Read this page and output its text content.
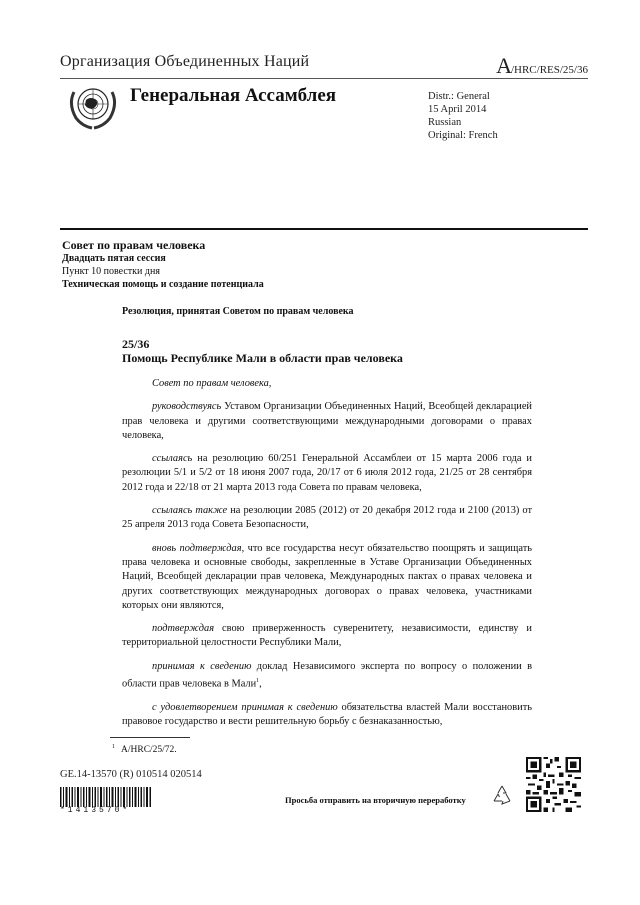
Организация Объединенных Наций	A/HRC/RES/25/36
Генеральная Ассамблея	Distr.: General
15 April 2014
Russian
Original: French
Совет по правам человека
Двадцать пятая сессия
Пункт 10 повестки дня
Техническая помощь и создание потенциала
Резолюция, принятая Советом по правам человека
25/36
Помощь Республике Мали в области прав человека

Совет по правам человека,

руководствуясь Уставом Организации Объединенных Наций, Всеобщей декларацией прав человека и другими соответствующими международными договорами о правах человека,

ссылаясь на резолюцию 60/251 Генеральной Ассамблеи от 15 марта 2006 года и резолюции 5/1 и 5/2 от 18 июня 2007 года, 20/17 от 6 июля 2012 года, 21/25 от 28 сентября 2012 года и 22/18 от 21 марта 2013 года Совета по правам человека,

ссылаясь также на резолюции 2085 (2012) от 20 декабря 2012 года и 2100 (2013) от 25 апреля 2013 года Совета Безопасности,

вновь подтверждая, что все государства несут обязательство поощрять и защищать права человека и основные свободы, закрепленные в Уставе Организации Объединенных Наций, Всеобщей декларации прав человека, Международных пактах о правах человека и других соответствующих международных договорах о правах человека, участниками которых они являются,

подтверждая свою приверженность суверенитету, независимости, единству и территориальной целостности Республики Мали,

принимая к сведению доклад Независимого эксперта по вопросу о положении в области прав человека в Мали$^1$,

с удовлетворением принимая к сведению обязательства властей Мали восстановить правовое государство и вести решительную борьбу с безнаказанностью,

$^1$ A/HRC/25/72.
GE.14-13570 (R) 010514 020514
*1413570*
Просьба отправить на вторичную переработку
* * * *
**Directions**
Omit the pictures and give the material again, exactly and in full.

**Correct answer**
Read this page and output its text content.
Организация Объединенных Наций	A/HRC/RES/25/36
Генеральная Ассамблея	Distr.: General
15 April 2014
Russian
Original: French
Совет по правам человека
Двадцать пятая сессия
Пункт 10 повестки дня
Техническая помощь и создание потенциала
Резолюция, принятая Советом по правам человека
25/36
Помощь Республике Мали в области прав человека

Совет по правам человека,

руководствуясь Уставом Организации Объединенных Наций, Всеобщей декларацией прав человека и другими соответствующими международными договорами о правах человека,

ссылаясь на резолюцию 60/251 Генеральной Ассамблеи от 15 марта 2006 года и резолюции 5/1 и 5/2 от 18 июня 2007 года, 20/17 от 6 июля 2012 года, 21/25 от 28 сентября 2012 года и 22/18 от 21 марта 2013 года Совета по правам человека,

ссылаясь также на резолюции 2085 (2012) от 20 декабря 2012 года и 2100 (2013) от 25 апреля 2013 года Совета Безопасности,

вновь подтверждая, что все государства несут обязательство поощрять и защищать права человека и основные свободы, закрепленные в Уставе Организации Объединенных Наций, Всеобщей декларации прав человека, Международных пактах о правах человека и других соответствующих международных договорах о правах человека, участниками которых они являются,

подтверждая свою приверженность суверенитету, независимости, единству и территориальной целостности Республики Мали,

принимая к сведению доклад Независимого эксперта по вопросу о положении в области прав человека в Мали$^1$,

с удовлетворением принимая к сведению обязательства властей Мали восстановить правовое государство и вести решительную борьбу с безнаказанностью,

$^1$ A/HRC/25/72.
GE.14-13570 (R) 010514 020514
*1413570*
Просьба отправить на вторичную переработку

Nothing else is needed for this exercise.